*What you have to do*
The listing below is the input. Say how many of its lines contain "https", giving the number alone.

*Available data*
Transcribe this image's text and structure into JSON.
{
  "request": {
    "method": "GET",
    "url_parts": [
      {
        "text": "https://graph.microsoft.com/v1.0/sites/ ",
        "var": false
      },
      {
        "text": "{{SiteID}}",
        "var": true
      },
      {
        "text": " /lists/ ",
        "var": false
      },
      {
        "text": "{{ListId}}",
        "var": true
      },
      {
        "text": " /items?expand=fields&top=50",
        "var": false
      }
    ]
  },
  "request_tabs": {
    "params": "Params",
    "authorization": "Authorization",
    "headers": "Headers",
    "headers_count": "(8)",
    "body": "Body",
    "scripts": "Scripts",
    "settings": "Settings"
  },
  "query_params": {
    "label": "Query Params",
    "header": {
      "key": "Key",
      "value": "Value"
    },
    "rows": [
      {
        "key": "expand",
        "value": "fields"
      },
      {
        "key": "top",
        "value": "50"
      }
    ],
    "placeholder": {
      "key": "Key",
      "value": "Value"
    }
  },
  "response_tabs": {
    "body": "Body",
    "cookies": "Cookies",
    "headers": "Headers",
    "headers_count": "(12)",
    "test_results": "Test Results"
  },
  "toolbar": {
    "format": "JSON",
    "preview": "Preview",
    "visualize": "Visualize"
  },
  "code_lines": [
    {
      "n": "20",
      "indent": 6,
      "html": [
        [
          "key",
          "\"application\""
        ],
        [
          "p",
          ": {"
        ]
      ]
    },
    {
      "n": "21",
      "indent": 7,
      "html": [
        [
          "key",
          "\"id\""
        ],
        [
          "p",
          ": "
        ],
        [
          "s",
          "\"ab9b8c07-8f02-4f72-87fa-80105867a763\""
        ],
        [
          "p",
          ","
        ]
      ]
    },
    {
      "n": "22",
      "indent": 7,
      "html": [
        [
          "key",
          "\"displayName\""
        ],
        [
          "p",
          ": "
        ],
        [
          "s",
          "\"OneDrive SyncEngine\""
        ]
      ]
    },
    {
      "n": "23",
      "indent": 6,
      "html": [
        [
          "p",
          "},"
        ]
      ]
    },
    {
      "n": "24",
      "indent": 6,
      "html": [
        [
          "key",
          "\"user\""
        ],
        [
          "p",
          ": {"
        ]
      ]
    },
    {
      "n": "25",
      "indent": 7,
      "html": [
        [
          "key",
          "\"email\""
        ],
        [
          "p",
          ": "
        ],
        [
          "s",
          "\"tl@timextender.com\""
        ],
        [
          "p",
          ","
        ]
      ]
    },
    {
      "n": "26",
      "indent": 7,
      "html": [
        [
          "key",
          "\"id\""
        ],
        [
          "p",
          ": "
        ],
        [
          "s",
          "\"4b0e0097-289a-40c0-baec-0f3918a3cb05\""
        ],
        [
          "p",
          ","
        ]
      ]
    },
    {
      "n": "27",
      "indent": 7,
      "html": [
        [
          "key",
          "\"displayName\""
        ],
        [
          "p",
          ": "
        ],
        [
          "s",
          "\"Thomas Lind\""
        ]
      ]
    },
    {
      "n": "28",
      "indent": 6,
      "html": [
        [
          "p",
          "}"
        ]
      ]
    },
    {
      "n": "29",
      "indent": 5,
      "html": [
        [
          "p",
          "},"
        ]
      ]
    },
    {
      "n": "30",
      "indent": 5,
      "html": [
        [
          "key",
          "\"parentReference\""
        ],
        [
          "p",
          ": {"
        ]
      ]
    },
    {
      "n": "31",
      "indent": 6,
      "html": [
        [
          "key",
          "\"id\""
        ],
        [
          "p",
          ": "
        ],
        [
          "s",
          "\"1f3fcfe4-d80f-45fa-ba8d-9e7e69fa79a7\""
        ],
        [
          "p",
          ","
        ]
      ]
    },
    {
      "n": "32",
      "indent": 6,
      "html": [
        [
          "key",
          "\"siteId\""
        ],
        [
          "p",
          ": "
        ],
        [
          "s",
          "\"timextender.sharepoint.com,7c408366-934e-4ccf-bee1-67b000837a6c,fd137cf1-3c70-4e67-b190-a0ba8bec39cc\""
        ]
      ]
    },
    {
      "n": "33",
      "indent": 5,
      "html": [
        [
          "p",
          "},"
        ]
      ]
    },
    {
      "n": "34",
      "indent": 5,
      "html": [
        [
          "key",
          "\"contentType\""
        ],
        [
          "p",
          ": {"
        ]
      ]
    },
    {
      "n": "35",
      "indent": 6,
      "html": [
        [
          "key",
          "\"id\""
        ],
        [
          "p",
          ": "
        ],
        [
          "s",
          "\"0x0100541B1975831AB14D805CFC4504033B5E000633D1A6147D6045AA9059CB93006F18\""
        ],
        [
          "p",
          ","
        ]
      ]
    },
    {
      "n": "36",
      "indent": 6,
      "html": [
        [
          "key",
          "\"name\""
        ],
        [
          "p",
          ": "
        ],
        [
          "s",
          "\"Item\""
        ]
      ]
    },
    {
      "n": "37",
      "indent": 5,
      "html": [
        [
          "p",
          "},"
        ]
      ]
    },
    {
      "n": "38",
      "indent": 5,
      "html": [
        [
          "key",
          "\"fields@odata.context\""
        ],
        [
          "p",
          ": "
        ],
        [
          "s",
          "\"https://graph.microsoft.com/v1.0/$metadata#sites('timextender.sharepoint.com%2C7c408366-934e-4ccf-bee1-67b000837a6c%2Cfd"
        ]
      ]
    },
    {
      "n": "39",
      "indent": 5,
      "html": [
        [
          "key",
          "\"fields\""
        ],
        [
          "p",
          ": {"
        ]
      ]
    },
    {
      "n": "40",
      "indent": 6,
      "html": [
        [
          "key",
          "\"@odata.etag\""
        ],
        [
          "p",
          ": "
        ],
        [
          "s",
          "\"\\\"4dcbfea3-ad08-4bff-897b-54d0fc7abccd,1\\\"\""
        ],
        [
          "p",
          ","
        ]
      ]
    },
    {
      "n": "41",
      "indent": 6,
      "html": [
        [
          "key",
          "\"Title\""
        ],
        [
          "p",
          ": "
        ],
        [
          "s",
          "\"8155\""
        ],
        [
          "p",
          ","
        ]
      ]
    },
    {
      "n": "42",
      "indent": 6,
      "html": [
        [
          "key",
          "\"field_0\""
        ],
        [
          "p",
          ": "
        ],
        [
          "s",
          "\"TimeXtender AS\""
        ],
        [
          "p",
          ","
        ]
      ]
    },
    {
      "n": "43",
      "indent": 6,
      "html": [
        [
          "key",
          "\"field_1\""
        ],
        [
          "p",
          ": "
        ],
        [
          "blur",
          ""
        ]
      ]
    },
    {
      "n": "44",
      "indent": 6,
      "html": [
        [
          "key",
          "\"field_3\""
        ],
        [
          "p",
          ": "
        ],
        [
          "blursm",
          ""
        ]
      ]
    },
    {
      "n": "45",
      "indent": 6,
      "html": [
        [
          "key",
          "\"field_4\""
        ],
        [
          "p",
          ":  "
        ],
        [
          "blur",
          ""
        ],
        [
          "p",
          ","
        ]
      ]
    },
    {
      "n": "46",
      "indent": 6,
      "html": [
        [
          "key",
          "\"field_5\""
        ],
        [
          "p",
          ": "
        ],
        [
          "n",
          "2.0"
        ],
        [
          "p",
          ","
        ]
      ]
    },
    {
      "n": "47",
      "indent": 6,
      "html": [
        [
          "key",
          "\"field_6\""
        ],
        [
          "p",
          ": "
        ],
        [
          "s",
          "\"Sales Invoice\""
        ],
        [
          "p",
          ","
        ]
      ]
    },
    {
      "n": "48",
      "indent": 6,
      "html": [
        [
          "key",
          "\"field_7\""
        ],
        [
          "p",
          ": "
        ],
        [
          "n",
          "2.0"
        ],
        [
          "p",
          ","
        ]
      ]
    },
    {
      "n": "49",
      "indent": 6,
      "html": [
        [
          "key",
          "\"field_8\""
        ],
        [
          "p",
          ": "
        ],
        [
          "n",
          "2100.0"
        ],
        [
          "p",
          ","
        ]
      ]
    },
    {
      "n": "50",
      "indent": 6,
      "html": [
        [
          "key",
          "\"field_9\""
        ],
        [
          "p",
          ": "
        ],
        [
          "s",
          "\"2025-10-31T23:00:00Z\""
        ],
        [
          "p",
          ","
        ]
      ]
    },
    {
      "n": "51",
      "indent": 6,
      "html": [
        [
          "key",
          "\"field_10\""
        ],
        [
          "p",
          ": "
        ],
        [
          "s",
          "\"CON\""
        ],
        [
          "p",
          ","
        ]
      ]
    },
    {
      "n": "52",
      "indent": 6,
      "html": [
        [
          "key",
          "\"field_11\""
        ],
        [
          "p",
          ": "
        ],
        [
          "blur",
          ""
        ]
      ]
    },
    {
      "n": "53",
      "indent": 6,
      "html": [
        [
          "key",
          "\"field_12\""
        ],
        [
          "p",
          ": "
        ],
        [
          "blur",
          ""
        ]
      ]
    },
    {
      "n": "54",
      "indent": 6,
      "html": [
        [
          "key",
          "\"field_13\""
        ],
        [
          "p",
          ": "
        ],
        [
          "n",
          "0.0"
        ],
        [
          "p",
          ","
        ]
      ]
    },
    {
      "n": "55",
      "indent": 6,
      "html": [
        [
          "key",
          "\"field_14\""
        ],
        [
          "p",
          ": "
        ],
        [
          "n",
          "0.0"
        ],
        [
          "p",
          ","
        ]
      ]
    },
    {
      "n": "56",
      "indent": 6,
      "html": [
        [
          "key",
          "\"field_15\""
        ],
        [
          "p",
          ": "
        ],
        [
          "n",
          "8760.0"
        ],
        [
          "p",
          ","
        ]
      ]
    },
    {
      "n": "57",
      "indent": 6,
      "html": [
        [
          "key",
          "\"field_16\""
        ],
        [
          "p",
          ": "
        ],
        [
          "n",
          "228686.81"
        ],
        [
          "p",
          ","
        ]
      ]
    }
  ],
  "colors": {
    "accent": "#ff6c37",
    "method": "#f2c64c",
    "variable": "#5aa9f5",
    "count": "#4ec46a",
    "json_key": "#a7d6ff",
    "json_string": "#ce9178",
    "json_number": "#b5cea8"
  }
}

*Complete response*
2